> **STATED TASK**
Write out the listing below exactly, and omit any images you find in it.

=== EXTRACTED MATERIAL ===

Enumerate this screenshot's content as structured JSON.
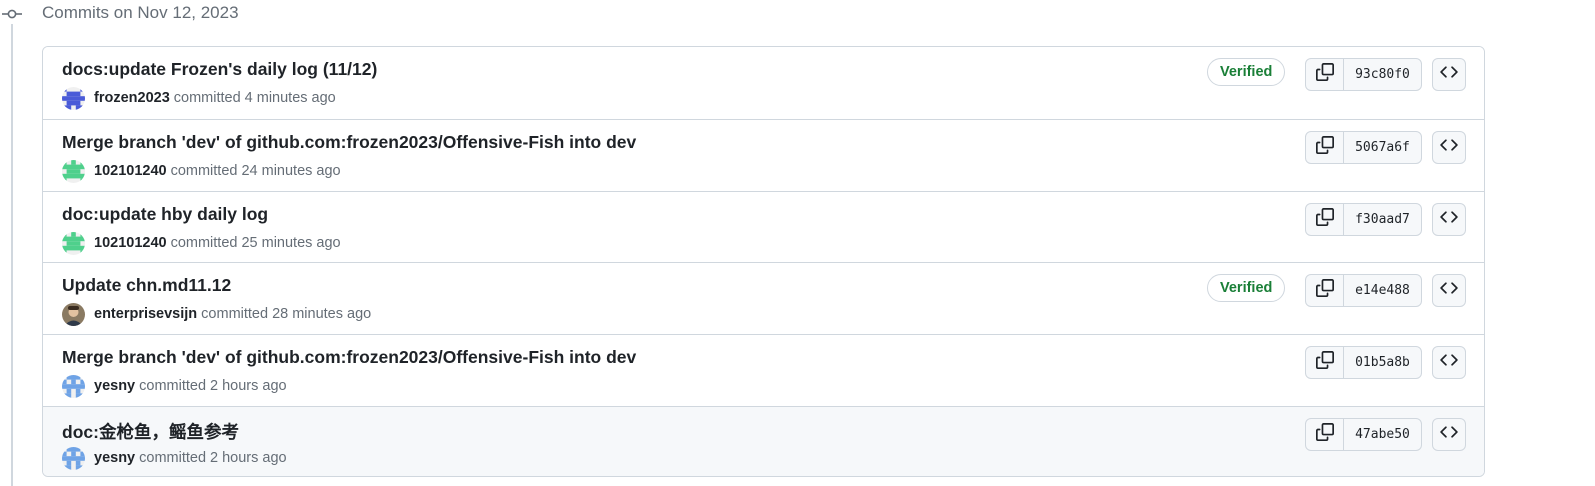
{
  "group": {
    "header": "Commits on Nov 12, 2023"
  },
  "verb": "committed",
  "verified_label": "Verified",
  "colors": {
    "verified": "#1a7f37",
    "border": "#d0d7de",
    "muted": "#656d76"
  },
  "commits": [
    {
      "title": "docs:update Frozen's daily log (11/12)",
      "author": "frozen2023",
      "time": "4 minutes ago",
      "verified": true,
      "sha": "93c80f0",
      "avatar": "identicon-blue"
    },
    {
      "title": "Merge branch 'dev' of github.com:frozen2023/Offensive-Fish into dev",
      "author": "102101240",
      "time": "24 minutes ago",
      "verified": false,
      "sha": "5067a6f",
      "avatar": "identicon-green"
    },
    {
      "title": "doc:update hby daily log",
      "author": "102101240",
      "time": "25 minutes ago",
      "verified": false,
      "sha": "f30aad7",
      "avatar": "identicon-green"
    },
    {
      "title": "Update chn.md11.12",
      "author": "enterprisevsijn",
      "time": "28 minutes ago",
      "verified": true,
      "sha": "e14e488",
      "avatar": "photo-avatar"
    },
    {
      "title": "Merge branch 'dev' of github.com:frozen2023/Offensive-Fish into dev",
      "author": "yesny",
      "time": "2 hours ago",
      "verified": false,
      "sha": "01b5a8b",
      "avatar": "identicon-lightblue"
    },
    {
      "title": "doc:金枪鱼，鳐鱼参考",
      "author": "yesny",
      "time": "2 hours ago",
      "verified": false,
      "sha": "47abe50",
      "avatar": "identicon-lightblue"
    }
  ]
}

===

> **EXERCISE RESPONSE**
Enumerate this screenshot's content as structured JSON.
{
  "group": {
    "header": "Commits on Nov 12, 2023"
  },
  "verb": "committed",
  "verified_label": "Verified",
  "colors": {
    "verified": "#1a7f37",
    "border": "#d0d7de",
    "muted": "#656d76"
  },
  "commits": [
    {
      "title": "docs:update Frozen's daily log (11/12)",
      "author": "frozen2023",
      "time": "4 minutes ago",
      "verified": true,
      "sha": "93c80f0",
      "avatar": "identicon-blue"
    },
    {
      "title": "Merge branch 'dev' of github.com:frozen2023/Offensive-Fish into dev",
      "author": "102101240",
      "time": "24 minutes ago",
      "verified": false,
      "sha": "5067a6f",
      "avatar": "identicon-green"
    },
    {
      "title": "doc:update hby daily log",
      "author": "102101240",
      "time": "25 minutes ago",
      "verified": false,
      "sha": "f30aad7",
      "avatar": "identicon-green"
    },
    {
      "title": "Update chn.md11.12",
      "author": "enterprisevsijn",
      "time": "28 minutes ago",
      "verified": true,
      "sha": "e14e488",
      "avatar": "photo-avatar"
    },
    {
      "title": "Merge branch 'dev' of github.com:frozen2023/Offensive-Fish into dev",
      "author": "yesny",
      "time": "2 hours ago",
      "verified": false,
      "sha": "01b5a8b",
      "avatar": "identicon-lightblue"
    },
    {
      "title": "doc:金枪鱼，鳐鱼参考",
      "author": "yesny",
      "time": "2 hours ago",
      "verified": false,
      "sha": "47abe50",
      "avatar": "identicon-lightblue"
    }
  ]
}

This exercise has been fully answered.